(Rows from a figure dataset)
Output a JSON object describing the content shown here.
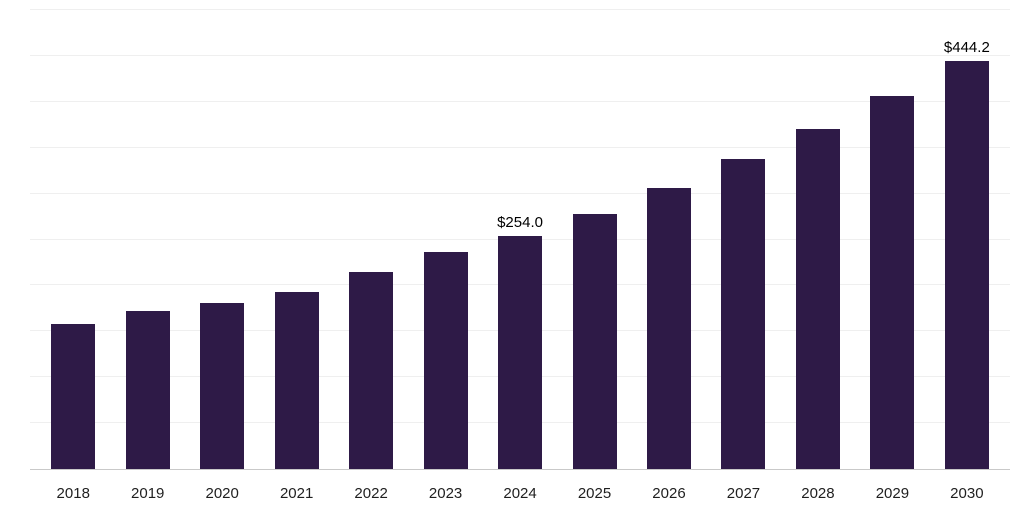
{
  "chart_data": {
    "type": "bar",
    "title": "",
    "xlabel": "",
    "ylabel": "",
    "categories": [
      "2018",
      "2019",
      "2020",
      "2021",
      "2022",
      "2023",
      "2024",
      "2025",
      "2026",
      "2027",
      "2028",
      "2029",
      "2030"
    ],
    "values": [
      158,
      172,
      181,
      193,
      215,
      236,
      254.0,
      278,
      306,
      338,
      370,
      406,
      444.2
    ],
    "data_labels": [
      {
        "category": "2024",
        "text": "$254.0"
      },
      {
        "category": "2030",
        "text": "$444.2"
      }
    ],
    "bar_color": "#2e1a47",
    "grid": true,
    "grid_step": 50,
    "ylim": [
      0,
      500
    ],
    "legend": "none",
    "y_axis_labels_visible": false
  },
  "colors": {
    "background": "#ffffff",
    "bar": "#2e1a47",
    "gridline": "#efefef",
    "axis_line": "#c9c9c9",
    "tick_text": "#1f1f1f",
    "value_label_text": "#000000"
  }
}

What the task asks:
Set down the records in full and exactly. Do not carry over any image.

Answer to the problem:
Output a JSON object describing the content shown here.
{
  "chart_data": {
    "type": "bar",
    "title": "",
    "xlabel": "",
    "ylabel": "",
    "categories": [
      "2018",
      "2019",
      "2020",
      "2021",
      "2022",
      "2023",
      "2024",
      "2025",
      "2026",
      "2027",
      "2028",
      "2029",
      "2030"
    ],
    "values": [
      158,
      172,
      181,
      193,
      215,
      236,
      254.0,
      278,
      306,
      338,
      370,
      406,
      444.2
    ],
    "data_labels": [
      {
        "category": "2024",
        "text": "$254.0"
      },
      {
        "category": "2030",
        "text": "$444.2"
      }
    ],
    "bar_color": "#2e1a47",
    "grid": true,
    "grid_step": 50,
    "ylim": [
      0,
      500
    ],
    "legend": "none",
    "y_axis_labels_visible": false
  },
  "colors": {
    "background": "#ffffff",
    "bar": "#2e1a47",
    "gridline": "#efefef",
    "axis_line": "#c9c9c9",
    "tick_text": "#1f1f1f",
    "value_label_text": "#000000"
  }
}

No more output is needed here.